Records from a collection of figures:
- - -

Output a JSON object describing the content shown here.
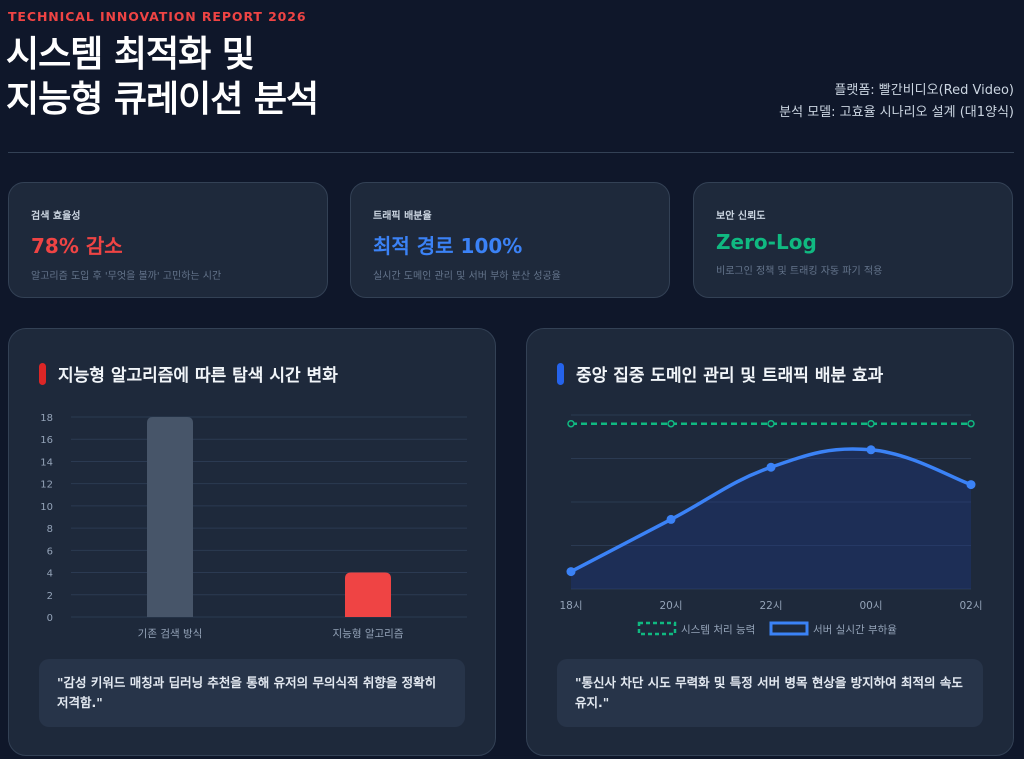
{
  "header": {
    "eyebrow": "TECHNICAL INNOVATION REPORT 2026",
    "title_line1": "시스템 최적화 및",
    "title_line2": "지능형 큐레이션 분석",
    "platform": "플랫폼: 빨간비디오(Red Video)",
    "model": "분석 모델: 고효율 시나리오 설계 (대1양식)"
  },
  "stats": [
    {
      "label": "검색 효율성",
      "value": "78% 감소",
      "desc": "알고리즘 도입 후 '무엇을 볼까' 고민하는 시간",
      "color": "#ef4444"
    },
    {
      "label": "트래픽 배분율",
      "value": "최적 경로 100%",
      "desc": "실시간 도메인 관리 및 서버 부하 분산 성공율",
      "color": "#3b82f6"
    },
    {
      "label": "보안 신뢰도",
      "value": "Zero-Log",
      "desc": "비로그인 정책 및 트래킹 자동 파기 적용",
      "color": "#10b981"
    }
  ],
  "panels": {
    "left": {
      "title": "지능형 알고리즘에 따른 탐색 시간 변화",
      "accent": "#dc2626",
      "quote": "\"감성 키워드 매칭과 딥러닝 추천을 통해 유저의 무의식적 취향을 정확히 저격함.\""
    },
    "right": {
      "title": "중앙 집중 도메인 관리 및 트래픽 배분 효과",
      "accent": "#2563eb",
      "quote": "\"통신사 차단 시도 무력화 및 특정 서버 병목 현상을 방지하여 최적의 속도 유지.\""
    }
  },
  "chart_data": [
    {
      "type": "bar",
      "categories": [
        "기존 검색 방식",
        "지능형 알고리즘"
      ],
      "values": [
        18,
        4
      ],
      "colors": [
        "#475569",
        "#ef4444"
      ],
      "ylim": [
        0,
        18
      ],
      "yticks": [
        "0",
        "2",
        "4",
        "6",
        "8",
        "10",
        "12",
        "14",
        "16",
        "18"
      ],
      "grid": true
    },
    {
      "type": "line",
      "x": [
        "18시",
        "20시",
        "22시",
        "00시",
        "02시"
      ],
      "series": [
        {
          "name": "시스템 처리 능력",
          "values": [
            95,
            95,
            95,
            95,
            95
          ],
          "color": "#10b981",
          "style": "dashed"
        },
        {
          "name": "서버 실시간 부하율",
          "values": [
            10,
            40,
            70,
            80,
            60
          ],
          "color": "#3b82f6",
          "style": "solid-area"
        }
      ],
      "ylim": [
        0,
        100
      ],
      "grid": true,
      "legend": "bottom"
    }
  ]
}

- - -

What the exercise asks
From the entries above, return each line with the word "label" in it.

Response to the exercise
      "label": "검색 효율성",
      "label": "트래픽 배분율",
      "label": "보안 신뢰도",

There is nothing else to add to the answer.